# REQUIRED TASK
Among the lines listed below, count those that include the string "Janeiro", and state only the count.

[Saved entries]
-=-=-

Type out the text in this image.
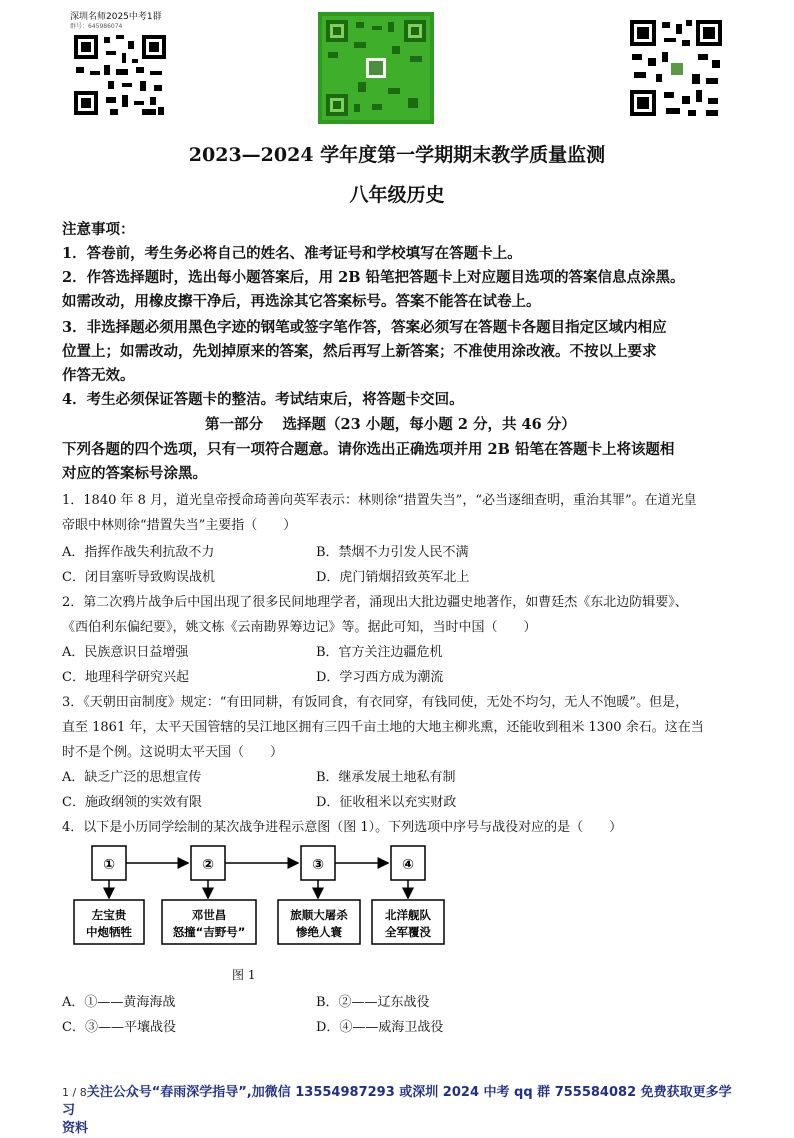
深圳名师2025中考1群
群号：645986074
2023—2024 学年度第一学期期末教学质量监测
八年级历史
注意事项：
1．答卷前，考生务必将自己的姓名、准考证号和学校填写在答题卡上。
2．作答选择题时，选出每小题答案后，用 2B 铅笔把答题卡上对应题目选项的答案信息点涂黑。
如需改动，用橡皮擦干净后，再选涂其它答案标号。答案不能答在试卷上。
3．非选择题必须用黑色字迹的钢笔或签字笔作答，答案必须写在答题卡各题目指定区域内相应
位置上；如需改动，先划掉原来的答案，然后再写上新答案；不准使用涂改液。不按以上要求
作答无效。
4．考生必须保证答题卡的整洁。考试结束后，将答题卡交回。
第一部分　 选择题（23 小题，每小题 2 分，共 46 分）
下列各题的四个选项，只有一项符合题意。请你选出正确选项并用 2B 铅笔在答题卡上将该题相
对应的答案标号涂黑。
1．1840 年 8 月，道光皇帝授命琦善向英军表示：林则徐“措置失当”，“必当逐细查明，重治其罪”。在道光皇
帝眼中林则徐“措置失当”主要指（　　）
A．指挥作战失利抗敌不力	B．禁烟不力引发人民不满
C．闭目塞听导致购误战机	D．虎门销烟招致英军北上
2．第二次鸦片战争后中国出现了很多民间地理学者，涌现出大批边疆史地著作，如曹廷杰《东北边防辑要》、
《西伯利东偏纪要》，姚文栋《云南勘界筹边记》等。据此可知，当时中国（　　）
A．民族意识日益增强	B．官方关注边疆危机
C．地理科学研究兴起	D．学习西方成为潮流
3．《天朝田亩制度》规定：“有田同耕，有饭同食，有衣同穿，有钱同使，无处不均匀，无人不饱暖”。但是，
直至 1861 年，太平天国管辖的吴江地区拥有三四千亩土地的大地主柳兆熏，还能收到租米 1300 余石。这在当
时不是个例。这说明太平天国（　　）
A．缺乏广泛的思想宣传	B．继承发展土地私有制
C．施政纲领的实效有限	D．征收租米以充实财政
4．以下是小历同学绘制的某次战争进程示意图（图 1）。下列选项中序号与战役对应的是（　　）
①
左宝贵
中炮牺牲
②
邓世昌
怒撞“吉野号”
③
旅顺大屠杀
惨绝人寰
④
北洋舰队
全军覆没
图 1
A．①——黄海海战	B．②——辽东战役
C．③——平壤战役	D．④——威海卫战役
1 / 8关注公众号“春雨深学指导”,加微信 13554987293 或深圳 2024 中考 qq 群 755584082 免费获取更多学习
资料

-=-=-

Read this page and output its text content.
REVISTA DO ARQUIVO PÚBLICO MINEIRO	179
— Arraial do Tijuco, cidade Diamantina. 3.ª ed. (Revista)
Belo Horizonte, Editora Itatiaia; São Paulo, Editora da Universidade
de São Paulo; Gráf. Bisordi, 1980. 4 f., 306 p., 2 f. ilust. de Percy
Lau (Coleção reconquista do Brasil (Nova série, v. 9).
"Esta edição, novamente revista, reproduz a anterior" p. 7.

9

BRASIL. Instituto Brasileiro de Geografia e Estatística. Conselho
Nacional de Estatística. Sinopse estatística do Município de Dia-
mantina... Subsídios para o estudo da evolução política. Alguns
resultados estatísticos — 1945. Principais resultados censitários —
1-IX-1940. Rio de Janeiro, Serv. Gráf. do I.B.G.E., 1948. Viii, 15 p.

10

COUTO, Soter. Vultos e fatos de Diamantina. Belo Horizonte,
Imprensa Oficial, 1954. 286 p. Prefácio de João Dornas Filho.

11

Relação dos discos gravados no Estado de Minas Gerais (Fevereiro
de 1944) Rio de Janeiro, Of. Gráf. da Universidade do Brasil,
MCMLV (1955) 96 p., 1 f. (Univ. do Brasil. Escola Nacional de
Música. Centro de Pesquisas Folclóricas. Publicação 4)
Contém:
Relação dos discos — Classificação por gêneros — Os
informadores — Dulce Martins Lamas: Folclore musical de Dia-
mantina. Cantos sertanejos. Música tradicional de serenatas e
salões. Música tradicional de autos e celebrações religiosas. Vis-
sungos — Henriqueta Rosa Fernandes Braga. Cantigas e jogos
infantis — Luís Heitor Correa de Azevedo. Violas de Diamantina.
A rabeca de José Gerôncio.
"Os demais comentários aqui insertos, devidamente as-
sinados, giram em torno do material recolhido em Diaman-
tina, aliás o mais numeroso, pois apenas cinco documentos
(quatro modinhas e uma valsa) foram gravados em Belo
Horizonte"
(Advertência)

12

-=-=-

# TASK RESPONSE
2